▶ [INSTRUCTIONS TO FOLLOW]:
Please scale the items below by copying out every line, requests included, with each bounding-box coordinate in the answers multiplied by 0.8 and rounded to a whole number, halves rounding up. Leave the pictures out of your answer.

* * * * * * * * *

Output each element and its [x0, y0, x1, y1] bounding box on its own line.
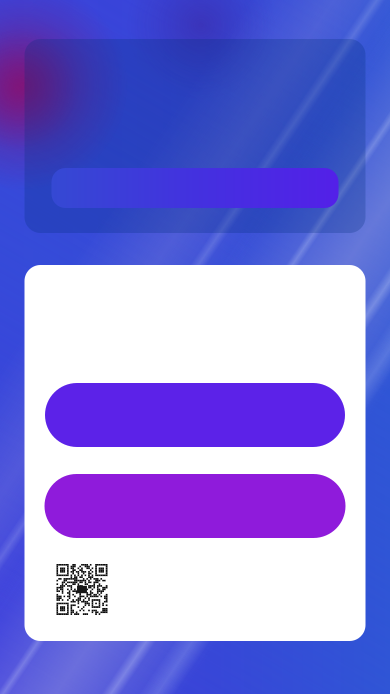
button[interactable] [45, 383, 345, 447]
button[interactable] [52, 168, 338, 208]
button[interactable] [44, 474, 346, 538]
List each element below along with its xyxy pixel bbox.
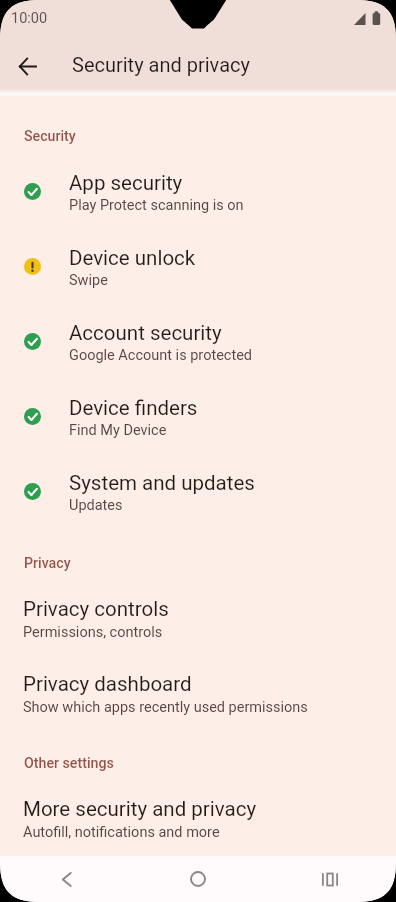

* * * * * * * * *

▶ [CORRECT RESULT]:
Output each element and its [x0, y0, x1, y1] bounding box on its own line.
button[interactable] [36, 306, 276, 358]
button[interactable] [42, 134, 270, 166]
button[interactable] [35, 379, 277, 430]
List each element below along with its xyxy pixel bbox.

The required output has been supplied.